[Data items]
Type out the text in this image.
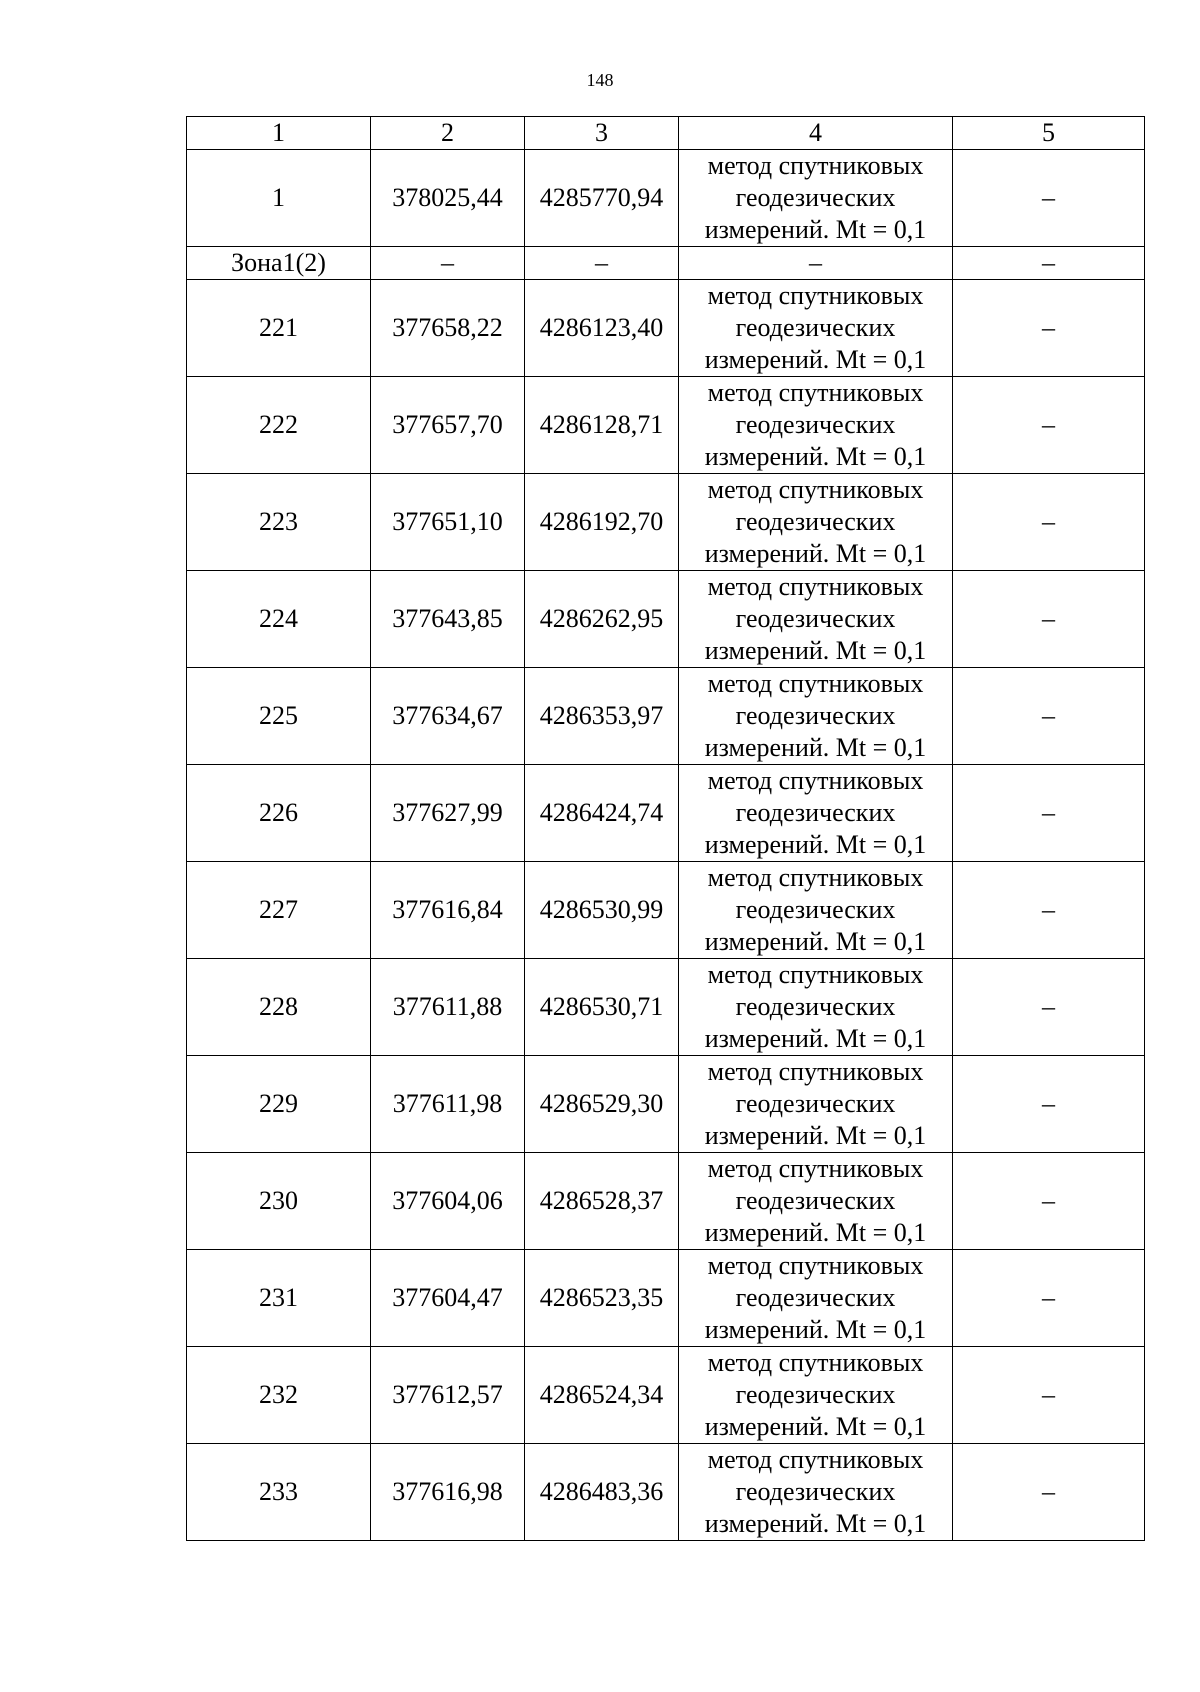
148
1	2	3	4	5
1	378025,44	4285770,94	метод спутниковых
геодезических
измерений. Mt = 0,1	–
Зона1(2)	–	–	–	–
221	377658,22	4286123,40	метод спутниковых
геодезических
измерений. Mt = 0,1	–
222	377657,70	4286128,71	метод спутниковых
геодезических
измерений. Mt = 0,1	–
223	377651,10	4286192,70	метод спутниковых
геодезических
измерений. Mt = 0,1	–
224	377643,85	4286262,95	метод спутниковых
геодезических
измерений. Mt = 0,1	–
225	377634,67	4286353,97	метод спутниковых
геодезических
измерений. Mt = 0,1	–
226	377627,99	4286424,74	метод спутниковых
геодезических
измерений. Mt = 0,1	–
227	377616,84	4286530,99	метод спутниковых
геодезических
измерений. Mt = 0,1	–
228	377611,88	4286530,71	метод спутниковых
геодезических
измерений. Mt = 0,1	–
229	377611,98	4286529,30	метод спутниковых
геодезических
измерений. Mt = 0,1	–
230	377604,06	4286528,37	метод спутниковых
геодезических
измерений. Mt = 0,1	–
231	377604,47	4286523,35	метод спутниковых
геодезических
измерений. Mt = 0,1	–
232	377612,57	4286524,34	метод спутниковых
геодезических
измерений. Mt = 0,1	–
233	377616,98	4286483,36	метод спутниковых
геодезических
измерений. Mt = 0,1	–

> _PROBLEM TO SOLVE_
All of the lines above should be printed exactly, minus the pictures.

> _ANSWER TO THE PROBLEM_
Type out the text in this image.
148
1	2	3	4	5
1	378025,44	4285770,94	метод спутниковых
геодезических
измерений. Mt = 0,1	–
Зона1(2)	–	–	–	–
221	377658,22	4286123,40	метод спутниковых
геодезических
измерений. Mt = 0,1	–
222	377657,70	4286128,71	метод спутниковых
геодезических
измерений. Mt = 0,1	–
223	377651,10	4286192,70	метод спутниковых
геодезических
измерений. Mt = 0,1	–
224	377643,85	4286262,95	метод спутниковых
геодезических
измерений. Mt = 0,1	–
225	377634,67	4286353,97	метод спутниковых
геодезических
измерений. Mt = 0,1	–
226	377627,99	4286424,74	метод спутниковых
геодезических
измерений. Mt = 0,1	–
227	377616,84	4286530,99	метод спутниковых
геодезических
измерений. Mt = 0,1	–
228	377611,88	4286530,71	метод спутниковых
геодезических
измерений. Mt = 0,1	–
229	377611,98	4286529,30	метод спутниковых
геодезических
измерений. Mt = 0,1	–
230	377604,06	4286528,37	метод спутниковых
геодезических
измерений. Mt = 0,1	–
231	377604,47	4286523,35	метод спутниковых
геодезических
измерений. Mt = 0,1	–
232	377612,57	4286524,34	метод спутниковых
геодезических
измерений. Mt = 0,1	–
233	377616,98	4286483,36	метод спутниковых
геодезических
измерений. Mt = 0,1	–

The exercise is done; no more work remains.